__Dataset rows__
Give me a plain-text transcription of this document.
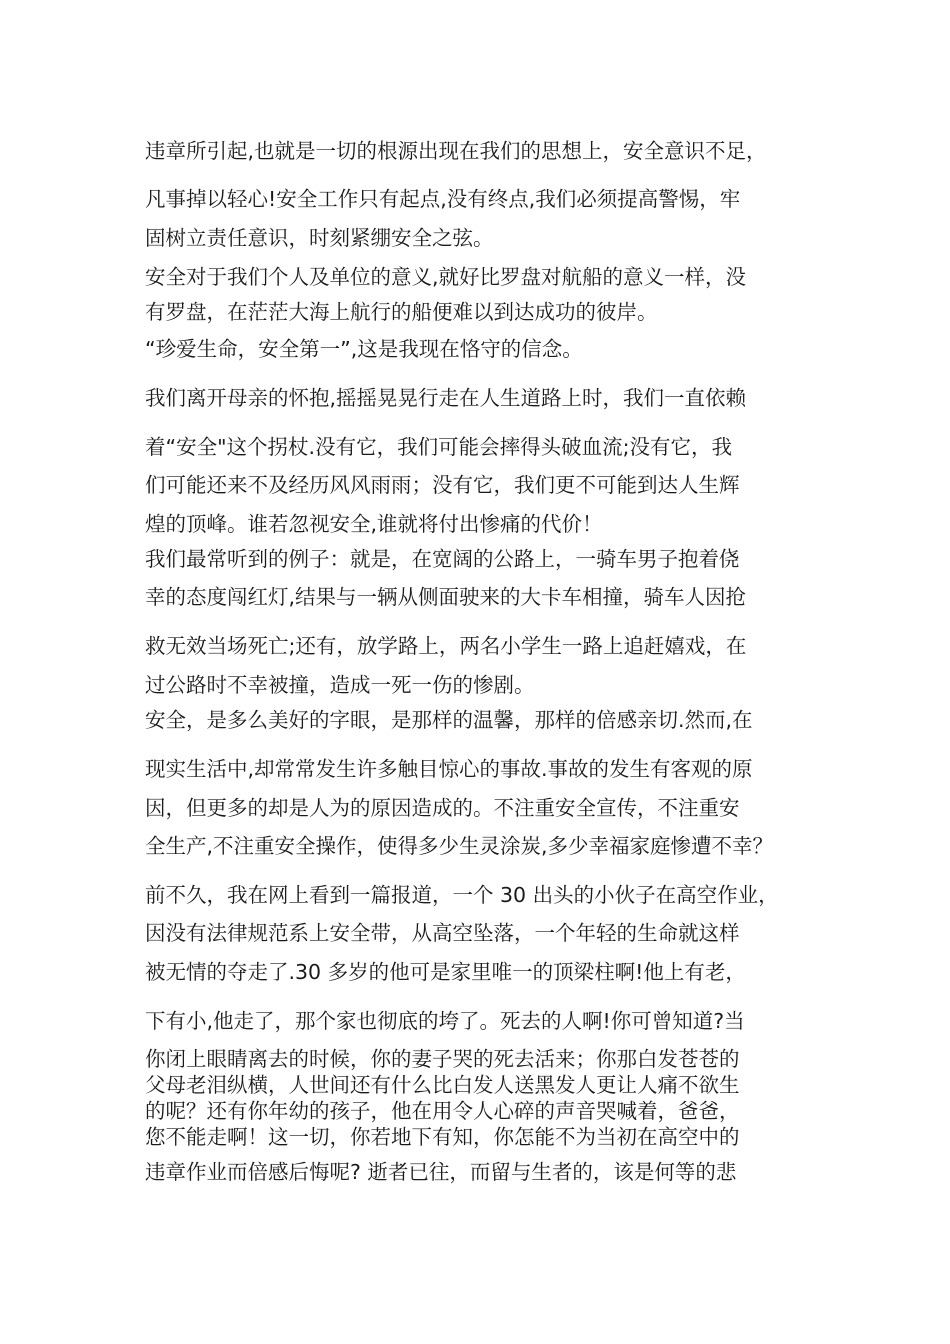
违章所引起,也就是一切的根源出现在我们的思想上，安全意识不足，
凡事掉以轻心!安全工作只有起点,没有终点,我们必须提高警惕，牢
固树立责任意识，时刻紧绷安全之弦。
安全对于我们个人及单位的意义,就好比罗盘对航船的意义一样，没
有罗盘，在茫茫大海上航行的船便难以到达成功的彼岸。
“珍爱生命，安全第一”,这是我现在恪守的信念。
我们离开母亲的怀抱,摇摇晃晃行走在人生道路上时，我们一直依赖
着“安全"这个拐杖.没有它，我们可能会摔得头破血流;没有它，我
们可能还来不及经历风风雨雨；没有它，我们更不可能到达人生辉
煌的顶峰。谁若忽视安全,谁就将付出惨痛的代价！
我们最常听到的例子：就是，在宽阔的公路上，一骑车男子抱着侥
幸的态度闯红灯,结果与一辆从侧面驶来的大卡车相撞，骑车人因抢
救无效当场死亡;还有，放学路上，两名小学生一路上追赶嬉戏，在
过公路时不幸被撞，造成一死一伤的惨剧。
安全，是多么美好的字眼，是那样的温馨，那样的倍感亲切.然而,在
现实生活中,却常常发生许多触目惊心的事故.事故的发生有客观的原
因，但更多的却是人为的原因造成的。不注重安全宣传，不注重安
全生产,不注重安全操作，使得多少生灵涂炭,多少幸福家庭惨遭不幸？
前不久，我在网上看到一篇报道，一个 30 出头的小伙子在高空作业，
因没有法律规范系上安全带，从高空坠落，一个年轻的生命就这样
被无情的夺走了.30 多岁的他可是家里唯一的顶梁柱啊!他上有老，
下有小,他走了，那个家也彻底的垮了。死去的人啊!你可曾知道?当
你闭上眼睛离去的时候，你的妻子哭的死去活来；你那白发苍苍的
父母老泪纵横，人世间还有什么比白发人送黑发人更让人痛不欲生
的呢？还有你年幼的孩子，他在用令人心碎的声音哭喊着，爸爸，
您不能走啊！这一切，你若地下有知，你怎能不为当初在高空中的
违章作业而倍感后悔呢? 逝者已往，而留与生者的，该是何等的悲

__Request__
Each entry above is to be written out again unchanged, apart from the pictures, which are left out.

__Written answer__
Give me a plain-text transcription of this document.
违章所引起,也就是一切的根源出现在我们的思想上，安全意识不足，
凡事掉以轻心!安全工作只有起点,没有终点,我们必须提高警惕，牢
固树立责任意识，时刻紧绷安全之弦。
安全对于我们个人及单位的意义,就好比罗盘对航船的意义一样，没
有罗盘，在茫茫大海上航行的船便难以到达成功的彼岸。
“珍爱生命，安全第一”,这是我现在恪守的信念。
我们离开母亲的怀抱,摇摇晃晃行走在人生道路上时，我们一直依赖
着“安全"这个拐杖.没有它，我们可能会摔得头破血流;没有它，我
们可能还来不及经历风风雨雨；没有它，我们更不可能到达人生辉
煌的顶峰。谁若忽视安全,谁就将付出惨痛的代价！
我们最常听到的例子：就是，在宽阔的公路上，一骑车男子抱着侥
幸的态度闯红灯,结果与一辆从侧面驶来的大卡车相撞，骑车人因抢
救无效当场死亡;还有，放学路上，两名小学生一路上追赶嬉戏，在
过公路时不幸被撞，造成一死一伤的惨剧。
安全，是多么美好的字眼，是那样的温馨，那样的倍感亲切.然而,在
现实生活中,却常常发生许多触目惊心的事故.事故的发生有客观的原
因，但更多的却是人为的原因造成的。不注重安全宣传，不注重安
全生产,不注重安全操作，使得多少生灵涂炭,多少幸福家庭惨遭不幸？
前不久，我在网上看到一篇报道，一个 30 出头的小伙子在高空作业，
因没有法律规范系上安全带，从高空坠落，一个年轻的生命就这样
被无情的夺走了.30 多岁的他可是家里唯一的顶梁柱啊!他上有老，
下有小,他走了，那个家也彻底的垮了。死去的人啊!你可曾知道?当
你闭上眼睛离去的时候，你的妻子哭的死去活来；你那白发苍苍的
父母老泪纵横，人世间还有什么比白发人送黑发人更让人痛不欲生
的呢？还有你年幼的孩子，他在用令人心碎的声音哭喊着，爸爸，
您不能走啊！这一切，你若地下有知，你怎能不为当初在高空中的
违章作业而倍感后悔呢? 逝者已往，而留与生者的，该是何等的悲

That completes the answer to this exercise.